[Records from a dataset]
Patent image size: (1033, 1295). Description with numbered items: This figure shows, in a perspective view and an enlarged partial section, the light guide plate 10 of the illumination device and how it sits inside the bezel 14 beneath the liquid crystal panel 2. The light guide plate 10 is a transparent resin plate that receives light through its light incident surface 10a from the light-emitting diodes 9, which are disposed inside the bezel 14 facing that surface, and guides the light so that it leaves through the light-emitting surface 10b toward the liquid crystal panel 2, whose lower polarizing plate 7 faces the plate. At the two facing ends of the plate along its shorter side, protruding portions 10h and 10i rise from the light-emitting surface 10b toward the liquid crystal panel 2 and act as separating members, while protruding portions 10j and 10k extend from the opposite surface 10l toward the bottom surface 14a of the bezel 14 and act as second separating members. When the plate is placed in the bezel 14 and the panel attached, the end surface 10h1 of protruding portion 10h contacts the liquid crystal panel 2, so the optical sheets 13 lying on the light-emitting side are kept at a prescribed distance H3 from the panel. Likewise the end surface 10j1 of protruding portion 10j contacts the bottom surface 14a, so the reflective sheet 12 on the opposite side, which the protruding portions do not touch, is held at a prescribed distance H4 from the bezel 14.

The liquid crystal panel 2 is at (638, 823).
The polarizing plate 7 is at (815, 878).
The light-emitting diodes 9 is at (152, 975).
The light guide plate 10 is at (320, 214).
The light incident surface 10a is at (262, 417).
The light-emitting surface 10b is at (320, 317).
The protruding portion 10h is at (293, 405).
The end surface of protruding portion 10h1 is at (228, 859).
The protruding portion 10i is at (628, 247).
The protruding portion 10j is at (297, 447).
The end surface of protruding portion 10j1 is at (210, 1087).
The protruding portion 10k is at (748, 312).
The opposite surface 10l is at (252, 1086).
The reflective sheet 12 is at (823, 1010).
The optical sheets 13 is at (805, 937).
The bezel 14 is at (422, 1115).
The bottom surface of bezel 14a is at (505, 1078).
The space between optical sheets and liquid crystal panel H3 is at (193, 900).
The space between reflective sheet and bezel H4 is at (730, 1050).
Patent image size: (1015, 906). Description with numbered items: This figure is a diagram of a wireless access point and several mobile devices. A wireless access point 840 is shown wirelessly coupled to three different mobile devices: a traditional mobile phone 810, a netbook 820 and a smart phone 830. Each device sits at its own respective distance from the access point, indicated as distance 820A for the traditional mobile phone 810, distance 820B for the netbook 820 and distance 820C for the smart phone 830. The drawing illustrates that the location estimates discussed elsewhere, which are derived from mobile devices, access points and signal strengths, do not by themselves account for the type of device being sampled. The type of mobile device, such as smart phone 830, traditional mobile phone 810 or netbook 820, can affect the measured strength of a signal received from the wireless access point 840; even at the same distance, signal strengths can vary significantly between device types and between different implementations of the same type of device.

-- Task objective --
Reproduce every one of the records above word for word, keeping each line unchanged.

-- Task answer --
Patent image size: (1033, 1295). Description with numbered items: This figure shows, in a perspective view and an enlarged partial section, the light guide plate 10 of the illumination device and how it sits inside the bezel 14 beneath the liquid crystal panel 2. The light guide plate 10 is a transparent resin plate that receives light through its light incident surface 10a from the light-emitting diodes 9, which are disposed inside the bezel 14 facing that surface, and guides the light so that it leaves through the light-emitting surface 10b toward the liquid crystal panel 2, whose lower polarizing plate 7 faces the plate. At the two facing ends of the plate along its shorter side, protruding portions 10h and 10i rise from the light-emitting surface 10b toward the liquid crystal panel 2 and act as separating members, while protruding portions 10j and 10k extend from the opposite surface 10l toward the bottom surface 14a of the bezel 14 and act as second separating members. When the plate is placed in the bezel 14 and the panel attached, the end surface 10h1 of protruding portion 10h contacts the liquid crystal panel 2, so the optical sheets 13 lying on the light-emitting side are kept at a prescribed distance H3 from the panel. Likewise the end surface 10j1 of protruding portion 10j contacts the bottom surface 14a, so the reflective sheet 12 on the opposite side, which the protruding portions do not touch, is held at a prescribed distance H4 from the bezel 14.

The liquid crystal panel 2 is at (638, 823).
The polarizing plate 7 is at (815, 878).
The light-emitting diodes 9 is at (152, 975).
The light guide plate 10 is at (320, 214).
The light incident surface 10a is at (262, 417).
The light-emitting surface 10b is at (320, 317).
The protruding portion 10h is at (293, 405).
The end surface of protruding portion 10h1 is at (228, 859).
The protruding portion 10i is at (628, 247).
The protruding portion 10j is at (297, 447).
The end surface of protruding portion 10j1 is at (210, 1087).
The protruding portion 10k is at (748, 312).
The opposite surface 10l is at (252, 1086).
The reflective sheet 12 is at (823, 1010).
The optical sheets 13 is at (805, 937).
The bezel 14 is at (422, 1115).
The bottom surface of bezel 14a is at (505, 1078).
The space between optical sheets and liquid crystal panel H3 is at (193, 900).
The space between reflective sheet and bezel H4 is at (730, 1050).
Patent image size: (1015, 906). Description with numbered items: This figure is a diagram of a wireless access point and several mobile devices. A wireless access point 840 is shown wirelessly coupled to three different mobile devices: a traditional mobile phone 810, a netbook 820 and a smart phone 830. Each device sits at its own respective distance from the access point, indicated as distance 820A for the traditional mobile phone 810, distance 820B for the netbook 820 and distance 820C for the smart phone 830. The drawing illustrates that the location estimates discussed elsewhere, which are derived from mobile devices, access points and signal strengths, do not by themselves account for the type of device being sampled. The type of mobile device, such as smart phone 830, traditional mobile phone 810 or netbook 820, can affect the measured strength of a signal received from the wireless access point 840; even at the same distance, signal strengths can vary significantly between device types and between different implementations of the same type of device.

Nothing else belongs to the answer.